#### Work instructions:
Images should be left out, and everything else in the listing reproduced exactly.

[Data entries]
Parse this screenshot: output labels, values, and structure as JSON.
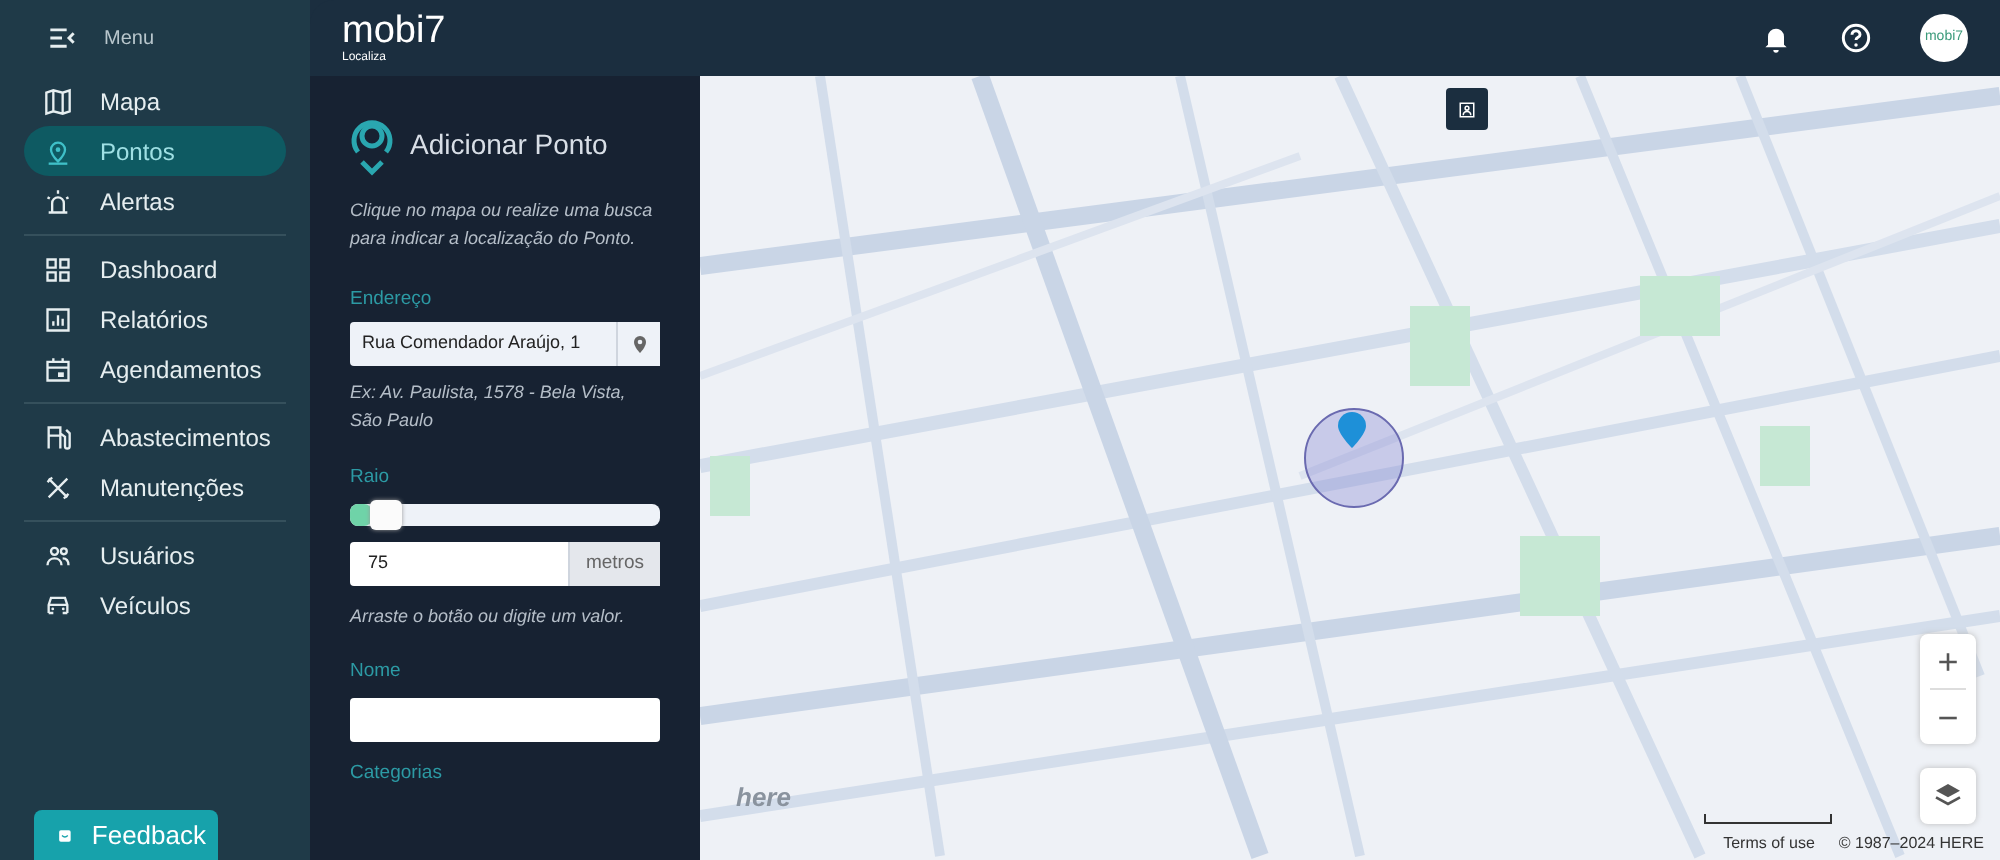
{
  "sidebar": {
    "menu_label": "Menu",
    "groups": [
      [
        {
          "label": "Mapa",
          "selected": false
        },
        {
          "label": "Pontos",
          "selected": true
        },
        {
          "label": "Alertas",
          "selected": false
        }
      ],
      [
        {
          "label": "Dashboard",
          "selected": false
        },
        {
          "label": "Relatórios",
          "selected": false
        },
        {
          "label": "Agendamentos",
          "selected": false
        }
      ],
      [
        {
          "label": "Abastecimentos",
          "selected": false
        },
        {
          "label": "Manutenções",
          "selected": false
        }
      ],
      [
        {
          "label": "Usuários",
          "selected": false
        },
        {
          "label": "Veículos",
          "selected": false
        }
      ]
    ],
    "feedback": "Feedback"
  },
  "topbar": {
    "logo": "mobi7",
    "logo_sub": "Localiza",
    "avatar_text": "mobi7"
  },
  "panel": {
    "title": "Adicionar Ponto",
    "intro": "Clique no mapa ou realize uma busca para indicar a localização do Ponto.",
    "address": {
      "label": "Endereço",
      "value": "Rua Comendador Araújo, 1",
      "hint": "Ex: Av. Paulista, 1578 - Bela Vista, São Paulo"
    },
    "radius": {
      "label": "Raio",
      "level": 0.07,
      "value": "75",
      "unit": "metros",
      "hint": "Arraste o botão ou digite um valor."
    },
    "name": {
      "label": "Nome"
    },
    "categories": {
      "label": "Categorias"
    }
  },
  "map": {
    "brand": "here",
    "terms": "Terms of use",
    "copyright": "© 1987–2024 HERE",
    "zoom_in": "+",
    "zoom_out": "−"
  }
}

#### Output:
Parse this screenshot: output labels, values, and structure as JSON.
{
  "sidebar": {
    "menu_label": "Menu",
    "groups": [
      [
        {
          "label": "Mapa",
          "selected": false
        },
        {
          "label": "Pontos",
          "selected": true
        },
        {
          "label": "Alertas",
          "selected": false
        }
      ],
      [
        {
          "label": "Dashboard",
          "selected": false
        },
        {
          "label": "Relatórios",
          "selected": false
        },
        {
          "label": "Agendamentos",
          "selected": false
        }
      ],
      [
        {
          "label": "Abastecimentos",
          "selected": false
        },
        {
          "label": "Manutenções",
          "selected": false
        }
      ],
      [
        {
          "label": "Usuários",
          "selected": false
        },
        {
          "label": "Veículos",
          "selected": false
        }
      ]
    ],
    "feedback": "Feedback"
  },
  "topbar": {
    "logo": "mobi7",
    "logo_sub": "Localiza",
    "avatar_text": "mobi7"
  },
  "panel": {
    "title": "Adicionar Ponto",
    "intro": "Clique no mapa ou realize uma busca para indicar a localização do Ponto.",
    "address": {
      "label": "Endereço",
      "value": "Rua Comendador Araújo, 1",
      "hint": "Ex: Av. Paulista, 1578 - Bela Vista, São Paulo"
    },
    "radius": {
      "label": "Raio",
      "level": 0.07,
      "value": "75",
      "unit": "metros",
      "hint": "Arraste o botão ou digite um valor."
    },
    "name": {
      "label": "Nome"
    },
    "categories": {
      "label": "Categorias"
    }
  },
  "map": {
    "brand": "here",
    "terms": "Terms of use",
    "copyright": "© 1987–2024 HERE",
    "zoom_in": "+",
    "zoom_out": "−"
  }
}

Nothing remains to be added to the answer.